**To be done**
Quote the records below in full, exactly as given, with the images taken out.

-- Begin --

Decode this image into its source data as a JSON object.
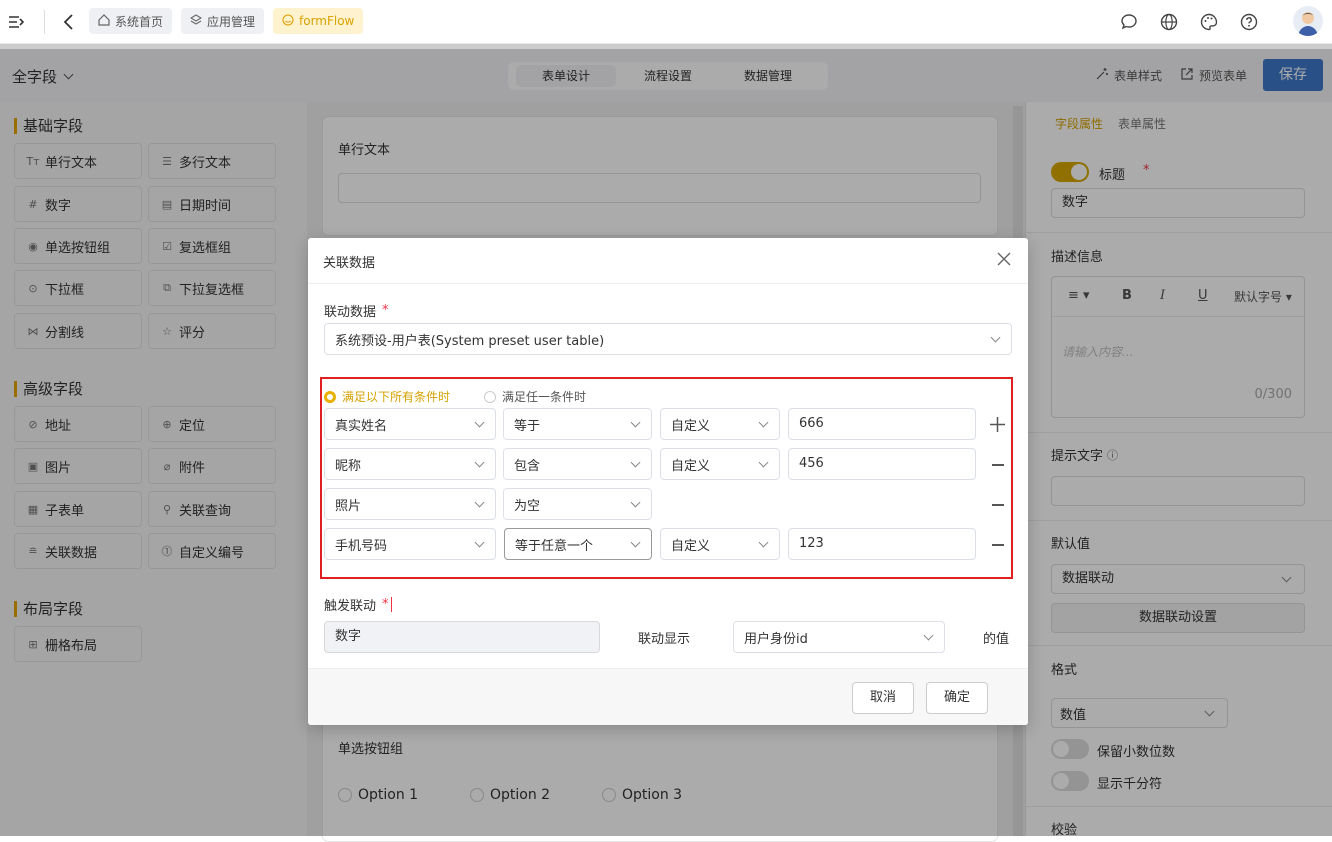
{
  "topbar": {
    "nav": [
      "系统首页",
      "应用管理",
      "formFlow"
    ]
  },
  "toolbar": {
    "field_scope": "全字段",
    "tabs": [
      "表单设计",
      "流程设置",
      "数据管理"
    ],
    "style_label": "表单样式",
    "preview_label": "预览表单",
    "save_label": "保存"
  },
  "left": {
    "basic_title": "基础字段",
    "basic": [
      "单行文本",
      "多行文本",
      "数字",
      "日期时间",
      "单选按钮组",
      "复选框组",
      "下拉框",
      "下拉复选框",
      "分割线",
      "评分"
    ],
    "advanced_title": "高级字段",
    "advanced": [
      "地址",
      "定位",
      "图片",
      "附件",
      "子表单",
      "关联查询",
      "关联数据",
      "自定义编号"
    ],
    "layout_title": "布局字段",
    "layout": [
      "栅格布局"
    ]
  },
  "canvas": {
    "single_text_label": "单行文本",
    "radio_label": "单选按钮组",
    "options": [
      "Option 1",
      "Option 2",
      "Option 3"
    ]
  },
  "right": {
    "tabs": [
      "字段属性",
      "表单属性"
    ],
    "title_label": "标题",
    "title_value": "数字",
    "desc_label": "描述信息",
    "editor_font": "默认字号",
    "editor_placeholder": "请输入内容...",
    "editor_count": "0/300",
    "hint_label": "提示文字",
    "default_label": "默认值",
    "default_value": "数据联动",
    "linkage_btn": "数据联动设置",
    "format_label": "格式",
    "format_value": "数值",
    "decimal_label": "保留小数位数",
    "thousands_label": "显示千分符",
    "validate_label": "校验"
  },
  "modal": {
    "title": "关联数据",
    "link_label": "联动数据",
    "link_value": "系统预设-用户表(System preset user table)",
    "match_all": "满足以下所有条件时",
    "match_any": "满足任一条件时",
    "conditions": [
      {
        "field": "真实姓名",
        "op": "等于",
        "type": "自定义",
        "value": "666"
      },
      {
        "field": "昵称",
        "op": "包含",
        "type": "自定义",
        "value": "456"
      },
      {
        "field": "照片",
        "op": "为空",
        "type": "",
        "value": ""
      },
      {
        "field": "手机号码",
        "op": "等于任意一个",
        "type": "自定义",
        "value": "123"
      }
    ],
    "trigger_label": "触发联动",
    "trigger_value": "数字",
    "show_label": "联动显示",
    "show_value": "用户身份id",
    "suffix": "的值",
    "cancel": "取消",
    "ok": "确定"
  }
}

-- End --

**Worked solution**
Decode this image into its source data as a JSON object.
{
  "topbar": {
    "nav": [
      "系统首页",
      "应用管理",
      "formFlow"
    ]
  },
  "toolbar": {
    "field_scope": "全字段",
    "tabs": [
      "表单设计",
      "流程设置",
      "数据管理"
    ],
    "style_label": "表单样式",
    "preview_label": "预览表单",
    "save_label": "保存"
  },
  "left": {
    "basic_title": "基础字段",
    "basic": [
      "单行文本",
      "多行文本",
      "数字",
      "日期时间",
      "单选按钮组",
      "复选框组",
      "下拉框",
      "下拉复选框",
      "分割线",
      "评分"
    ],
    "advanced_title": "高级字段",
    "advanced": [
      "地址",
      "定位",
      "图片",
      "附件",
      "子表单",
      "关联查询",
      "关联数据",
      "自定义编号"
    ],
    "layout_title": "布局字段",
    "layout": [
      "栅格布局"
    ]
  },
  "canvas": {
    "single_text_label": "单行文本",
    "radio_label": "单选按钮组",
    "options": [
      "Option 1",
      "Option 2",
      "Option 3"
    ]
  },
  "right": {
    "tabs": [
      "字段属性",
      "表单属性"
    ],
    "title_label": "标题",
    "title_value": "数字",
    "desc_label": "描述信息",
    "editor_font": "默认字号",
    "editor_placeholder": "请输入内容...",
    "editor_count": "0/300",
    "hint_label": "提示文字",
    "default_label": "默认值",
    "default_value": "数据联动",
    "linkage_btn": "数据联动设置",
    "format_label": "格式",
    "format_value": "数值",
    "decimal_label": "保留小数位数",
    "thousands_label": "显示千分符",
    "validate_label": "校验"
  },
  "modal": {
    "title": "关联数据",
    "link_label": "联动数据",
    "link_value": "系统预设-用户表(System preset user table)",
    "match_all": "满足以下所有条件时",
    "match_any": "满足任一条件时",
    "conditions": [
      {
        "field": "真实姓名",
        "op": "等于",
        "type": "自定义",
        "value": "666"
      },
      {
        "field": "昵称",
        "op": "包含",
        "type": "自定义",
        "value": "456"
      },
      {
        "field": "照片",
        "op": "为空",
        "type": "",
        "value": ""
      },
      {
        "field": "手机号码",
        "op": "等于任意一个",
        "type": "自定义",
        "value": "123"
      }
    ],
    "trigger_label": "触发联动",
    "trigger_value": "数字",
    "show_label": "联动显示",
    "show_value": "用户身份id",
    "suffix": "的值",
    "cancel": "取消",
    "ok": "确定"
  }
}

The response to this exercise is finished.